» Instructions for the task
Find the lines holding the word "mesurer" and collect them.

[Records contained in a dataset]
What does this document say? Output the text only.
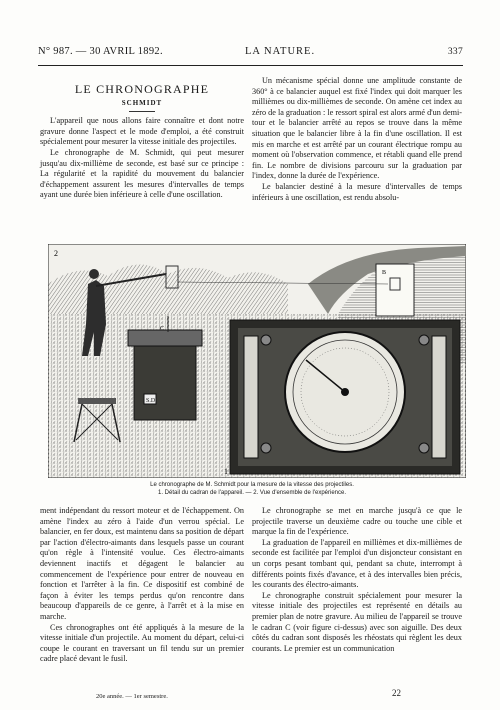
N° 987. — 30 AVRIL 1892.	LA NATURE.	337
LE CHRONOGRAPHE
SCHMIDT

L'appareil que nous allons faire connaître et dont notre gravure donne l'aspect et le mode d'emploi, a été construit spécialement pour mesurer la vitesse initiale des projectiles.

Le chronographe de M. Schmidt, qui peut mesurer jusqu'au dix-millième de seconde, est basé sur ce principe : La régularité et la rapidité du mouvement du balancier d'échappement assurent les mesures d'intervalles de temps ayant une durée bien inférieure à celle d'une oscillation.

Un mécanisme spécial donne une amplitude constante de 360° à ce balancier auquel est fixé l'index qui doit marquer les millièmes ou dix-millièmes de seconde. On amène cet index au zéro de la graduation : le ressort spiral est alors armé d'un demi-tour et le balancier arrêté au repos se trouve dans la même situation que le balancier libre à la fin d'une oscillation. Il est mis en marche et est arrêté par un courant électrique rompu au moment où l'observation commence, et rétabli quand elle prend fin. Le nombre de divisions parcouru sur la graduation par l'index, donne la durée de l'expérience.

Le balancier destiné à la mesure d'intervalles de temps inférieurs à une oscillation, est rendu absolu-

B
S.D
C
2
1
Le chronographe de M. Schmidt pour la mesure de la vitesse des projectiles.
1. Détail du cadran de l'appareil. — 2. Vue d'ensemble de l'expérience.

ment indépendant du ressort moteur et de l'échappement. On amène l'index au zéro à l'aide d'un verrou spécial. Le balancier, en fer doux, est maintenu dans sa position de départ par l'action d'électro-aimants dans lesquels passe un courant qu'on règle à l'intensité voulue. Ces électro-aimants deviennent inactifs et dégagent le balancier au commencement de l'expérience pour entrer de nouveau en fonction et l'arrêter à la fin. Ce dispositif est combiné de façon à éviter les temps perdus qu'on rencontre dans beaucoup d'appareils de ce genre, à l'arrêt et à la mise en marche.

Ces chronographes ont été appliqués à la mesure de la vitesse initiale d'un projectile. Au moment du départ, celui-ci coupe le courant en traversant un fil tendu sur un premier cadre placé devant le fusil.

Le chronographe se met en marche jusqu'à ce que le projectile traverse un deuxième cadre ou touche une cible et marque la fin de l'expérience.

La graduation de l'appareil en millièmes et dix-millièmes de seconde est facilitée par l'emploi d'un disjoncteur consistant en un corps pesant tombant qui, pendant sa chute, interrompt à différents points fixés d'avance, et à des intervalles bien précis, les courants des électro-aimants.

Le chronographe construit spécialement pour mesurer la vitesse initiale des projectiles est représenté en détails au premier plan de notre gravure. Au milieu de l'appareil se trouve le cadran C (voir figure ci-dessus) avec son aiguille. Des deux côtés du cadran sont disposés les rhéostats qui règlent les deux courants. Le premier est un communication

20e année. — 1er semestre.	22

» Result for this exercise
L'appareil que nous allons faire connaître et dont notre gravure donne l'aspect et le mode d'emploi, a été construit spécialement pour mesurer la vitesse initiale des projectiles.
Le chronographe de M. Schmidt, qui peut mesurer jusqu'au dix-millième de seconde, est basé sur ce principe : La régularité et la rapidité du mouvement du balancier d'échappement assurent les mesures d'intervalles de temps ayant une durée bien inférieure à celle d'une oscillation.
Le chronographe construit spécialement pour mesurer la vitesse initiale des projectiles est représenté en détails au premier plan de notre gravure. Au milieu de l'appareil se trouve le cadran C (voir figure ci-dessus) avec son aiguille. Des deux côtés du cadran sont disposés les rhéostats qui règlent les deux courants. Le premier est un communication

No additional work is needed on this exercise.